GOAL: Pull out every line from the line containing "Transcribe the text in this document." through the end of the material, both ends included, and reproduce it exactly. Keep pictures out.

STORED ROWS:
:::

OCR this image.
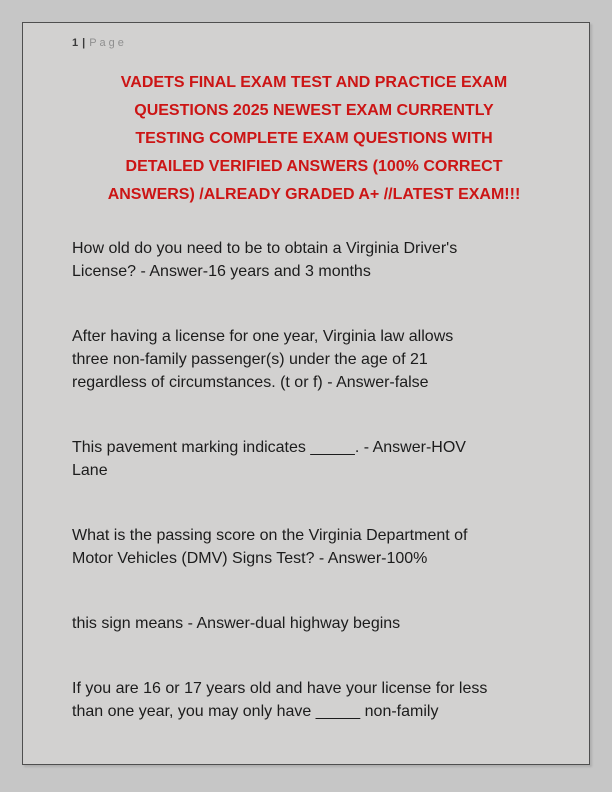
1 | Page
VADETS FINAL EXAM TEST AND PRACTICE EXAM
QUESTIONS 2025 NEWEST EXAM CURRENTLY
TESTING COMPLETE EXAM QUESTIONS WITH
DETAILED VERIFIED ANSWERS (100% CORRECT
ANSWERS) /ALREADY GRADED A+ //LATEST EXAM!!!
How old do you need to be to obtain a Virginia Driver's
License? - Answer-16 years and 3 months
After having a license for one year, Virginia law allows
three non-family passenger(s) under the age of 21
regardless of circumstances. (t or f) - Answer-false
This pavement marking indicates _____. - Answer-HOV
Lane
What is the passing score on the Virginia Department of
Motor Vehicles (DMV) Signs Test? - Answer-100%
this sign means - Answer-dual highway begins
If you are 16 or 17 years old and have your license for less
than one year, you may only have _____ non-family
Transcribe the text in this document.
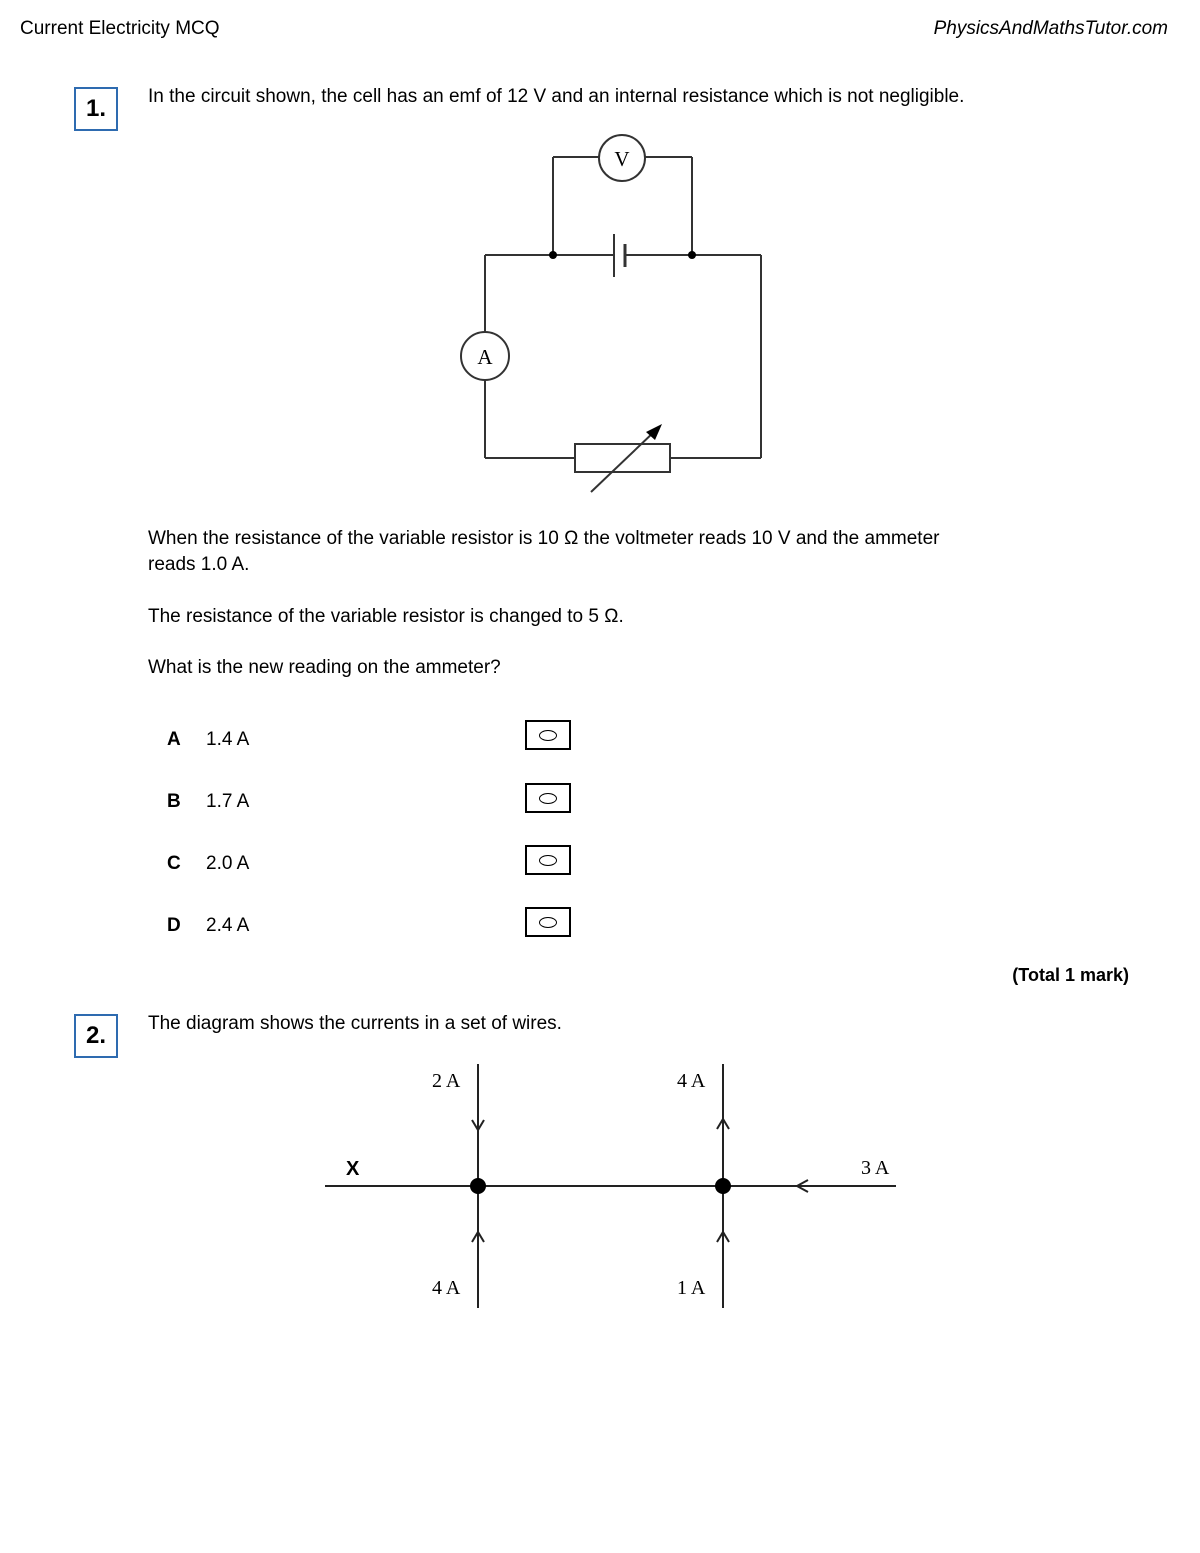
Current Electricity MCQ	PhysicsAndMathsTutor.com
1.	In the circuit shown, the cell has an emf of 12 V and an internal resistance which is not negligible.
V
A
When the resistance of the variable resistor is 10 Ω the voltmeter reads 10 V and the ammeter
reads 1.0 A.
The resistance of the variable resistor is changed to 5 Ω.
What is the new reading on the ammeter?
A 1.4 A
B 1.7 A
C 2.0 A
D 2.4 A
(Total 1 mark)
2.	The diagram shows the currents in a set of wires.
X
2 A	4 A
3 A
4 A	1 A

:::

WRITTEN RESPONSE:
Transcribe the text in this document.
Current Electricity MCQ	PhysicsAndMathsTutor.com
1.	In the circuit shown, the cell has an emf of 12 V and an internal resistance which is not negligible.
V
A
When the resistance of the variable resistor is 10 Ω the voltmeter reads 10 V and the ammeter
reads 1.0 A.
The resistance of the variable resistor is changed to 5 Ω.
What is the new reading on the ammeter?
A 1.4 A
B 1.7 A
C 2.0 A
D 2.4 A
(Total 1 mark)
2.	The diagram shows the currents in a set of wires.
X
2 A	4 A
3 A
4 A	1 A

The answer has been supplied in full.